Exercise requirements: Copy each line with the word "Most" in it.

________________

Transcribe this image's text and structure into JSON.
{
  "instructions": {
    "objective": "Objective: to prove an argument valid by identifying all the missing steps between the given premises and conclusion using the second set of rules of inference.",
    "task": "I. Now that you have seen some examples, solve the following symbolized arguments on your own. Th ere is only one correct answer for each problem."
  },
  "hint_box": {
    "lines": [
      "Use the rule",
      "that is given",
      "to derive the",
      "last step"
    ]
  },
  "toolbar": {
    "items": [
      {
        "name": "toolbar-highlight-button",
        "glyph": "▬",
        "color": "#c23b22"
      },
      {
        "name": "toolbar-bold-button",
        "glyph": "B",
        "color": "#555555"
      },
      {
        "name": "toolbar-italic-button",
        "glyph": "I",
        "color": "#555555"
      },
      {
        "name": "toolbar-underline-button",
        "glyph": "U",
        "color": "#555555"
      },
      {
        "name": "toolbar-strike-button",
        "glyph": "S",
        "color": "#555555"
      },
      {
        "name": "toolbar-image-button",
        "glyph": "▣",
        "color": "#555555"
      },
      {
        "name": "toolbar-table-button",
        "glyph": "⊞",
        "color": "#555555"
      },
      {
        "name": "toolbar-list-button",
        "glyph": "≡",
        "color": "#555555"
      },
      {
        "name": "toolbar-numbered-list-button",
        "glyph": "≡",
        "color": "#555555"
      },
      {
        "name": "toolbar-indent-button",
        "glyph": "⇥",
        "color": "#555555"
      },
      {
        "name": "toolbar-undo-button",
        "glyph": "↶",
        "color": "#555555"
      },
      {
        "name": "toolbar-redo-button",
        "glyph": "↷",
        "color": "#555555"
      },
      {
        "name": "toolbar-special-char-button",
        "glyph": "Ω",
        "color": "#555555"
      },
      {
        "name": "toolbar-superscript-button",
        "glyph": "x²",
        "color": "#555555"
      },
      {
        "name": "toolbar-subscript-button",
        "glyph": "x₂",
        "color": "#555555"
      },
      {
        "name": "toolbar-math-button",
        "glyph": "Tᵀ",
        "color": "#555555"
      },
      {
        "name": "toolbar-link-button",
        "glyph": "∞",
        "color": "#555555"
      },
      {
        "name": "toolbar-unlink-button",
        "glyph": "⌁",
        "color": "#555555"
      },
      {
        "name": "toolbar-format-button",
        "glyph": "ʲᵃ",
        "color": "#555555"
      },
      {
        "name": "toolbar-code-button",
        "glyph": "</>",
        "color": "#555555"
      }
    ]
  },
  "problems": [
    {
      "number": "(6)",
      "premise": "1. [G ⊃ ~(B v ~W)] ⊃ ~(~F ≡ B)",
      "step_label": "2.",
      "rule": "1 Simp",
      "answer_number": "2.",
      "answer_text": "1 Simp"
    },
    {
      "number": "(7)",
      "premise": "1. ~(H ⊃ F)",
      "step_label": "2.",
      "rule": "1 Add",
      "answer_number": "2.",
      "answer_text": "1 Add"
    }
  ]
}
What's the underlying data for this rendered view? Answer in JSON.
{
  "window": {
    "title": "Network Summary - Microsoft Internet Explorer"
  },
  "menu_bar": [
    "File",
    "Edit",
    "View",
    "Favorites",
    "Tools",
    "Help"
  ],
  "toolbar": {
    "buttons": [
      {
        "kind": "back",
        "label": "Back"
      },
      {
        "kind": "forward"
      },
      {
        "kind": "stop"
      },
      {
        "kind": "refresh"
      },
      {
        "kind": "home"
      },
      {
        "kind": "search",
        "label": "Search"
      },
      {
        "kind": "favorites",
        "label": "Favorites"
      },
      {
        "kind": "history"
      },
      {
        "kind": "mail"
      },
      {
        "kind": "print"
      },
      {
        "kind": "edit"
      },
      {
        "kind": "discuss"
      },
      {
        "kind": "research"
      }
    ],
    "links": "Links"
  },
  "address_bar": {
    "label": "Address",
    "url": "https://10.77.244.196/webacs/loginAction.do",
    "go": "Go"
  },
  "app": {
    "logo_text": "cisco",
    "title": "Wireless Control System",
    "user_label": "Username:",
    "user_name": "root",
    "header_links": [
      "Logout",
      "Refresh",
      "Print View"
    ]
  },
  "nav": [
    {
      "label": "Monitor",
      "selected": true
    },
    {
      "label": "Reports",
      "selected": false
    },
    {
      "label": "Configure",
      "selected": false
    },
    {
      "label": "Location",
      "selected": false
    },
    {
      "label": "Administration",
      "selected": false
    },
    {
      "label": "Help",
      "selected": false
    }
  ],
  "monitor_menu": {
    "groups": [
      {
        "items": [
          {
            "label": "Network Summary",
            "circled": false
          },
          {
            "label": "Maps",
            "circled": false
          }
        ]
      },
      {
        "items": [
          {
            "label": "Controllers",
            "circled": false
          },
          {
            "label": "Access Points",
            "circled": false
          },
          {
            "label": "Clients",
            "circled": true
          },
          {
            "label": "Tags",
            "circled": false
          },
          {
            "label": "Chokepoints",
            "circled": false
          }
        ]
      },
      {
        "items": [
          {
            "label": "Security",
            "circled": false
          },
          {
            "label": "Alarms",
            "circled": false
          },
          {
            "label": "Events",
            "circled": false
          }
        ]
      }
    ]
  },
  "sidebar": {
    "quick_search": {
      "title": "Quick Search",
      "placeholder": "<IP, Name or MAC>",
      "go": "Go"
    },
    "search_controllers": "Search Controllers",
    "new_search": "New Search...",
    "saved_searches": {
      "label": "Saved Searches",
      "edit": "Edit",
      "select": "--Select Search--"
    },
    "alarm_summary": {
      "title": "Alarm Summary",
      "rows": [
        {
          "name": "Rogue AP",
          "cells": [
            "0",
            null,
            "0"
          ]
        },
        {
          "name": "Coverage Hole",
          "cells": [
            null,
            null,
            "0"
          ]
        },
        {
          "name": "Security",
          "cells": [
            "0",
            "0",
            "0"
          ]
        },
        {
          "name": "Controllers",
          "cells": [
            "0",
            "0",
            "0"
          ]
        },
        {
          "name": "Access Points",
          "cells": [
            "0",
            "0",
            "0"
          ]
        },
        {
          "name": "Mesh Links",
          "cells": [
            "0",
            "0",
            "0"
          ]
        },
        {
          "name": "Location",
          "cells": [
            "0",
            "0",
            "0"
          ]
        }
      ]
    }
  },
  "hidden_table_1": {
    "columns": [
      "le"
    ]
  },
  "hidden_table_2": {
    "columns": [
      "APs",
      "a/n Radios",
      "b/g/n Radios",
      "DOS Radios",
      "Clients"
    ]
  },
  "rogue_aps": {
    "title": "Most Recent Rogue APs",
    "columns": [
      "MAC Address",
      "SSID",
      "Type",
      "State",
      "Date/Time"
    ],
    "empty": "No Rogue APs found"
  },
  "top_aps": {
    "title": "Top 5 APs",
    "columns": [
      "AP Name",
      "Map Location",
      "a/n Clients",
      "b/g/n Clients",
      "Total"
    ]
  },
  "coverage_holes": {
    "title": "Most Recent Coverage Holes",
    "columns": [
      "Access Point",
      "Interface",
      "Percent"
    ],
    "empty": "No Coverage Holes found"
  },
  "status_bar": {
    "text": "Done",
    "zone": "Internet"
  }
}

________________

Correct result:
    "title": "Most Recent Rogue APs",
    "title": "Most Recent Coverage Holes",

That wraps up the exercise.